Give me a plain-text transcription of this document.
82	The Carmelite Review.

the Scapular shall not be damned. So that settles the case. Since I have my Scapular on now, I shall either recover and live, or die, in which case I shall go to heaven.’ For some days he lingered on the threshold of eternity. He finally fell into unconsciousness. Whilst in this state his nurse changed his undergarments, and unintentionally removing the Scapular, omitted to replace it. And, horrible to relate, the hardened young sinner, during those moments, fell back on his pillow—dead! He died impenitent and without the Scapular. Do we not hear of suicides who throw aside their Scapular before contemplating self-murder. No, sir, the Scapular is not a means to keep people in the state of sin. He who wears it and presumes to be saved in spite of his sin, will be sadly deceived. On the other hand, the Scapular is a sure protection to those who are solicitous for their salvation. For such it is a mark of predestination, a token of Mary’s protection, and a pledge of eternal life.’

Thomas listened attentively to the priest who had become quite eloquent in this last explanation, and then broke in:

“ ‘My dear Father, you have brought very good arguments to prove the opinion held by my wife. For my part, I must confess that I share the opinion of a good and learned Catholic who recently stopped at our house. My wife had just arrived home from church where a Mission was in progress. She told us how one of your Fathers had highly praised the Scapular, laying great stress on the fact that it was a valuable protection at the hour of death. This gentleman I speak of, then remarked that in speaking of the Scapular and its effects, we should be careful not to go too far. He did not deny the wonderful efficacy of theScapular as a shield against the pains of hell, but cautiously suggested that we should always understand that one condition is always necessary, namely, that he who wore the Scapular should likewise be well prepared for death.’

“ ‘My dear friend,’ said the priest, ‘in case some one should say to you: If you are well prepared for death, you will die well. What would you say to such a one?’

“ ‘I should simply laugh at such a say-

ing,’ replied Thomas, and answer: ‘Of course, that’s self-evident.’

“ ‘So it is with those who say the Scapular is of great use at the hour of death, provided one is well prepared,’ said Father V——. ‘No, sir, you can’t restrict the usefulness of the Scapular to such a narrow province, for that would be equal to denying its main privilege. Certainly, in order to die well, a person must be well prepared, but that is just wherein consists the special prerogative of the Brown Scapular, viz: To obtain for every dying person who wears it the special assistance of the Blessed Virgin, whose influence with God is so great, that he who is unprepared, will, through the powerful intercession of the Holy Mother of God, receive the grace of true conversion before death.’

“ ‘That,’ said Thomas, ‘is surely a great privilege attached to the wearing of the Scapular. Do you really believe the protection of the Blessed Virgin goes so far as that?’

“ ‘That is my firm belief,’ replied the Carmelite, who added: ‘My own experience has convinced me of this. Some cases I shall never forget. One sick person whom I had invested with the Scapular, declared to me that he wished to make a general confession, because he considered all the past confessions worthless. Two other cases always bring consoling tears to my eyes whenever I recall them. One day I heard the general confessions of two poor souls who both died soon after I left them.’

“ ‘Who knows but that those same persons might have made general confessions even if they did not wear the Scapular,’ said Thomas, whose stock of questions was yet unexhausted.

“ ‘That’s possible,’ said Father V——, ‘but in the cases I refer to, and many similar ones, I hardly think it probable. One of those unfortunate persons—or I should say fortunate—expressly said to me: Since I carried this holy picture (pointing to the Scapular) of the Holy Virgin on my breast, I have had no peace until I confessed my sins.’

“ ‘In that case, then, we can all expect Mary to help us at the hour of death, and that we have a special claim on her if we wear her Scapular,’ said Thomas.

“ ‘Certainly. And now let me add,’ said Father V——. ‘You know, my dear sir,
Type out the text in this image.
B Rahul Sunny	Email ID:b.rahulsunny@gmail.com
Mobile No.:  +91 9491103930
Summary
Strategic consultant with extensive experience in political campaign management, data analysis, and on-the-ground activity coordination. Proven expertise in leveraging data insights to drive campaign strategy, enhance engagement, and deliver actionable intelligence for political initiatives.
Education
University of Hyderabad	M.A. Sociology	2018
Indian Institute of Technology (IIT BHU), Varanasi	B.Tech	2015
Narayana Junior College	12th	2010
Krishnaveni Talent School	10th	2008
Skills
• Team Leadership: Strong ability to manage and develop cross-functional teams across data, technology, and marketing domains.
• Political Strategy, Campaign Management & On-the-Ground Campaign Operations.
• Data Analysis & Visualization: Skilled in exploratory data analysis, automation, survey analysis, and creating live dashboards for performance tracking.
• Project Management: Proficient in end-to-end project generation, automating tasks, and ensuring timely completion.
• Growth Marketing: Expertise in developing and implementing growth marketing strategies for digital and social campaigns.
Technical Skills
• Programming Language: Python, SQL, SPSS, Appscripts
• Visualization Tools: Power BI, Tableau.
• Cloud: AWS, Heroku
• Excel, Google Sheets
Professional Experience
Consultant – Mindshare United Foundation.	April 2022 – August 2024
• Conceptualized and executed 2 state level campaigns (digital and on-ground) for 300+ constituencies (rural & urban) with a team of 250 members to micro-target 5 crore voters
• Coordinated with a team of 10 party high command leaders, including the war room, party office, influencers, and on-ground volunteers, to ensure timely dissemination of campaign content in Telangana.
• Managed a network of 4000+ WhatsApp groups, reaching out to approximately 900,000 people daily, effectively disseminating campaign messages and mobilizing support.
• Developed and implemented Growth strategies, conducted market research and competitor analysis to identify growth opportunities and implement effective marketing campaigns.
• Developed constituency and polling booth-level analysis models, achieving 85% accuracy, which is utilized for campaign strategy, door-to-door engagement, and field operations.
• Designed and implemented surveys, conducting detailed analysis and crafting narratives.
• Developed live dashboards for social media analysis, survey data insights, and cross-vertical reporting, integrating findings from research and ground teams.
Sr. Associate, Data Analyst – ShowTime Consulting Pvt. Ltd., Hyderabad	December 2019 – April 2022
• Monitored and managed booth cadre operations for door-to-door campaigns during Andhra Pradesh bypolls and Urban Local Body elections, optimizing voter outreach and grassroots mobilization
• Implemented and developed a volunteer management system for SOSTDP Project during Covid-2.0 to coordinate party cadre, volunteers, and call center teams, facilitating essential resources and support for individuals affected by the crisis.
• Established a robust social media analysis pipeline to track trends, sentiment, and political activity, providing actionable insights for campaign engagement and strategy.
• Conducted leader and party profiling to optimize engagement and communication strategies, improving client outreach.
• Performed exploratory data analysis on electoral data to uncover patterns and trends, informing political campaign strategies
═══
- **WRITTEN REQUEST**
In the material above, show every line where the word "which" turns up.

- **PROBLEM SOLUTION**
the Scapular shall not be damned. So that settles the case. Since I have my Scapular on now, I shall either recover and live, or die, in which case I shall go to heaven.’ For some days he lingered on the threshold of eternity. He finally fell into unconsciousness. Whilst in this state his nurse changed his undergarments, and unintentionally removing the Scapular, omitted to replace it. And, horrible to relate, the hardened young sinner, during those moments, fell back on his pillow—dead! He died impenitent and without the Scapular. Do we not hear of suicides who throw aside their Scapular before contemplating self-murder. No, sir, the Scapular is not a means to keep people in the state of sin. He who wears it and presumes to be saved in spite of his sin, will be sadly deceived. On the other hand, the Scapular is a sure protection to those who are solicitous for their salvation. For such it is a mark of predestination, a token of Mary’s protection, and a pledge of eternal life.’
• Developed constituency and polling booth-level analysis models, achieving 85% accuracy, which is utilized for campaign strategy, door-to-door engagement, and field operations.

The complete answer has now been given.